* GOAL OF THE EXERCISE *
Please transcribe the data below exactly. Leave the pictures out.

Begin

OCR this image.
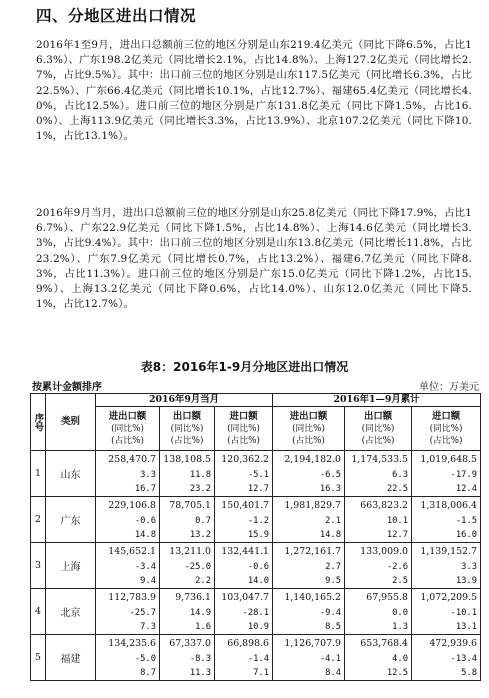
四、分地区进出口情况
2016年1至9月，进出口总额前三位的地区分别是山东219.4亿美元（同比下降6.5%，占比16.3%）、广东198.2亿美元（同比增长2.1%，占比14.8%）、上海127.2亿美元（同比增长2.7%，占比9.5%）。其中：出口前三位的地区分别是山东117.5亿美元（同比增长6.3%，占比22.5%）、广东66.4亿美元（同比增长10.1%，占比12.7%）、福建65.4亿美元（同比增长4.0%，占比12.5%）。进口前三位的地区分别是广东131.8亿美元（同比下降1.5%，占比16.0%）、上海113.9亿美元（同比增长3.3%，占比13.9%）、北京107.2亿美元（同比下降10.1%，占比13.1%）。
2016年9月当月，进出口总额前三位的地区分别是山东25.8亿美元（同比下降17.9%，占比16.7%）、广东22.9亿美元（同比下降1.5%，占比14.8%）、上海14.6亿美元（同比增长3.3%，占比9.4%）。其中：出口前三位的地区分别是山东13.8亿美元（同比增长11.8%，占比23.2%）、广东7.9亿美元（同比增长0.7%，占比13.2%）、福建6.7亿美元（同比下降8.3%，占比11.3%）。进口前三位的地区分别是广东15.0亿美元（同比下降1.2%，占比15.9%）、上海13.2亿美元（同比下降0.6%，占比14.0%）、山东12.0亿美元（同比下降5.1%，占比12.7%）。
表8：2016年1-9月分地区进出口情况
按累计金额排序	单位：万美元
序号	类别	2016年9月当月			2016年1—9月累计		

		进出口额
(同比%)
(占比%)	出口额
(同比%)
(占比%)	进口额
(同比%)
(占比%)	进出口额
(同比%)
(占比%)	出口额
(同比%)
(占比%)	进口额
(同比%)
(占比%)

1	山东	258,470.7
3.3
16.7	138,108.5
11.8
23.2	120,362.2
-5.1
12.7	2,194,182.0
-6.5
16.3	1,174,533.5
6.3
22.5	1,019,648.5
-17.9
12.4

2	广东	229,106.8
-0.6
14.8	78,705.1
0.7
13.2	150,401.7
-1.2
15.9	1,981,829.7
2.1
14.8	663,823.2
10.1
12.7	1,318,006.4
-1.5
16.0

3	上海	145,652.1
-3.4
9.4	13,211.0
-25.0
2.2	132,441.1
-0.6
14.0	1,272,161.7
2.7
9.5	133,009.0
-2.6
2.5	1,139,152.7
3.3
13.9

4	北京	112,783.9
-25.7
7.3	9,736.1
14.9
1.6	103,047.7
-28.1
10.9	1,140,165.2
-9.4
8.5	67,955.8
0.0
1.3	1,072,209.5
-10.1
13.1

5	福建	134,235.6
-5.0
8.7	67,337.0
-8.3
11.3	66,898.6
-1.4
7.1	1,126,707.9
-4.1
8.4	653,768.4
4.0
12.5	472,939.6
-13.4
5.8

End

* TASK RESPONSE *
OCR this image.
四、分地区进出口情况
2016年1至9月，进出口总额前三位的地区分别是山东219.4亿美元（同比下降6.5%，占比16.3%）、广东198.2亿美元（同比增长2.1%，占比14.8%）、上海127.2亿美元（同比增长2.7%，占比9.5%）。其中：出口前三位的地区分别是山东117.5亿美元（同比增长6.3%，占比22.5%）、广东66.4亿美元（同比增长10.1%，占比12.7%）、福建65.4亿美元（同比增长4.0%，占比12.5%）。进口前三位的地区分别是广东131.8亿美元（同比下降1.5%，占比16.0%）、上海113.9亿美元（同比增长3.3%，占比13.9%）、北京107.2亿美元（同比下降10.1%，占比13.1%）。
2016年9月当月，进出口总额前三位的地区分别是山东25.8亿美元（同比下降17.9%，占比16.7%）、广东22.9亿美元（同比下降1.5%，占比14.8%）、上海14.6亿美元（同比增长3.3%，占比9.4%）。其中：出口前三位的地区分别是山东13.8亿美元（同比增长11.8%，占比23.2%）、广东7.9亿美元（同比增长0.7%，占比13.2%）、福建6.7亿美元（同比下降8.3%，占比11.3%）。进口前三位的地区分别是广东15.0亿美元（同比下降1.2%，占比15.9%）、上海13.2亿美元（同比下降0.6%，占比14.0%）、山东12.0亿美元（同比下降5.1%，占比12.7%）。
表8：2016年1-9月分地区进出口情况
按累计金额排序	单位：万美元
序号	类别	2016年9月当月			2016年1—9月累计		

		进出口额
(同比%)
(占比%)	出口额
(同比%)
(占比%)	进口额
(同比%)
(占比%)	进出口额
(同比%)
(占比%)	出口额
(同比%)
(占比%)	进口额
(同比%)
(占比%)

1	山东	258,470.7
3.3
16.7	138,108.5
11.8
23.2	120,362.2
-5.1
12.7	2,194,182.0
-6.5
16.3	1,174,533.5
6.3
22.5	1,019,648.5
-17.9
12.4

2	广东	229,106.8
-0.6
14.8	78,705.1
0.7
13.2	150,401.7
-1.2
15.9	1,981,829.7
2.1
14.8	663,823.2
10.1
12.7	1,318,006.4
-1.5
16.0

3	上海	145,652.1
-3.4
9.4	13,211.0
-25.0
2.2	132,441.1
-0.6
14.0	1,272,161.7
2.7
9.5	133,009.0
-2.6
2.5	1,139,152.7
3.3
13.9

4	北京	112,783.9
-25.7
7.3	9,736.1
14.9
1.6	103,047.7
-28.1
10.9	1,140,165.2
-9.4
8.5	67,955.8
0.0
1.3	1,072,209.5
-10.1
13.1

5	福建	134,235.6
-5.0
8.7	67,337.0
-8.3
11.3	66,898.6
-1.4
7.1	1,126,707.9
-4.1
8.4	653,768.4
4.0
12.5	472,939.6
-13.4
5.8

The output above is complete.